*Written task*
Output every line below without omitting or altering anything.

Items from a dataset:
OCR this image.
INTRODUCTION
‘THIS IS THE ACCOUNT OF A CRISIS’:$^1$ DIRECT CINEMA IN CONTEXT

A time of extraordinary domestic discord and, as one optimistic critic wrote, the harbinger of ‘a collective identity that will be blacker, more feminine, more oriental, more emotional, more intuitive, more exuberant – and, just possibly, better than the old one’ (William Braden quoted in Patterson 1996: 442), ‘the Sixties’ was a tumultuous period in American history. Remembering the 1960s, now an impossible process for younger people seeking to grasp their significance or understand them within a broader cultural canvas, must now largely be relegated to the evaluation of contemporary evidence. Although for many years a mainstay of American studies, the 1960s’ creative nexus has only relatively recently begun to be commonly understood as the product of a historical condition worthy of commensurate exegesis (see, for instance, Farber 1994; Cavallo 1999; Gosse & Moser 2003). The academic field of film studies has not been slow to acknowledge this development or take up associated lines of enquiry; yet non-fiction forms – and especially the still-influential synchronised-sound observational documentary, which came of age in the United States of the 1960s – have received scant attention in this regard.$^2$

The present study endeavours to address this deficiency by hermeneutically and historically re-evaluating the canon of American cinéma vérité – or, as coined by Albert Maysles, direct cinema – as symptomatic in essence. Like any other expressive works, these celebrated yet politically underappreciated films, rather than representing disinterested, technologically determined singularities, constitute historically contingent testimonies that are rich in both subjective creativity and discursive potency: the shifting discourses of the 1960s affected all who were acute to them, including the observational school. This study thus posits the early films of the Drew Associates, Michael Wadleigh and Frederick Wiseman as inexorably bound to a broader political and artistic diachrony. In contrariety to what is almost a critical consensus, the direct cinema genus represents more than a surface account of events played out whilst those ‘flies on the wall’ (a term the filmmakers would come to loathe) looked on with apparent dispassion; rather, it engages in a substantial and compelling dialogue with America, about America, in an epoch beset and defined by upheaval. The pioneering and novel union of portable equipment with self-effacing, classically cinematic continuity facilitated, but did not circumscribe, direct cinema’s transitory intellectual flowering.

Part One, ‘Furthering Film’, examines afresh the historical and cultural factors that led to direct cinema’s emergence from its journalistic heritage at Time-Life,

*Solution for this problem*
OCR this image.
INTRODUCTION
‘THIS IS THE ACCOUNT OF A CRISIS’:$^1$ DIRECT CINEMA IN CONTEXT

A time of extraordinary domestic discord and, as one optimistic critic wrote, the harbinger of ‘a collective identity that will be blacker, more feminine, more oriental, more emotional, more intuitive, more exuberant – and, just possibly, better than the old one’ (William Braden quoted in Patterson 1996: 442), ‘the Sixties’ was a tumultuous period in American history. Remembering the 1960s, now an impossible process for younger people seeking to grasp their significance or understand them within a broader cultural canvas, must now largely be relegated to the evaluation of contemporary evidence. Although for many years a mainstay of American studies, the 1960s’ creative nexus has only relatively recently begun to be commonly understood as the product of a historical condition worthy of commensurate exegesis (see, for instance, Farber 1994; Cavallo 1999; Gosse & Moser 2003). The academic field of film studies has not been slow to acknowledge this development or take up associated lines of enquiry; yet non-fiction forms – and especially the still-influential synchronised-sound observational documentary, which came of age in the United States of the 1960s – have received scant attention in this regard.$^2$

The present study endeavours to address this deficiency by hermeneutically and historically re-evaluating the canon of American cinéma vérité – or, as coined by Albert Maysles, direct cinema – as symptomatic in essence. Like any other expressive works, these celebrated yet politically underappreciated films, rather than representing disinterested, technologically determined singularities, constitute historically contingent testimonies that are rich in both subjective creativity and discursive potency: the shifting discourses of the 1960s affected all who were acute to them, including the observational school. This study thus posits the early films of the Drew Associates, Michael Wadleigh and Frederick Wiseman as inexorably bound to a broader political and artistic diachrony. In contrariety to what is almost a critical consensus, the direct cinema genus represents more than a surface account of events played out whilst those ‘flies on the wall’ (a term the filmmakers would come to loathe) looked on with apparent dispassion; rather, it engages in a substantial and compelling dialogue with America, about America, in an epoch beset and defined by upheaval. The pioneering and novel union of portable equipment with self-effacing, classically cinematic continuity facilitated, but did not circumscribe, direct cinema’s transitory intellectual flowering.

Part One, ‘Furthering Film’, examines afresh the historical and cultural factors that led to direct cinema’s emergence from its journalistic heritage at Time-Life,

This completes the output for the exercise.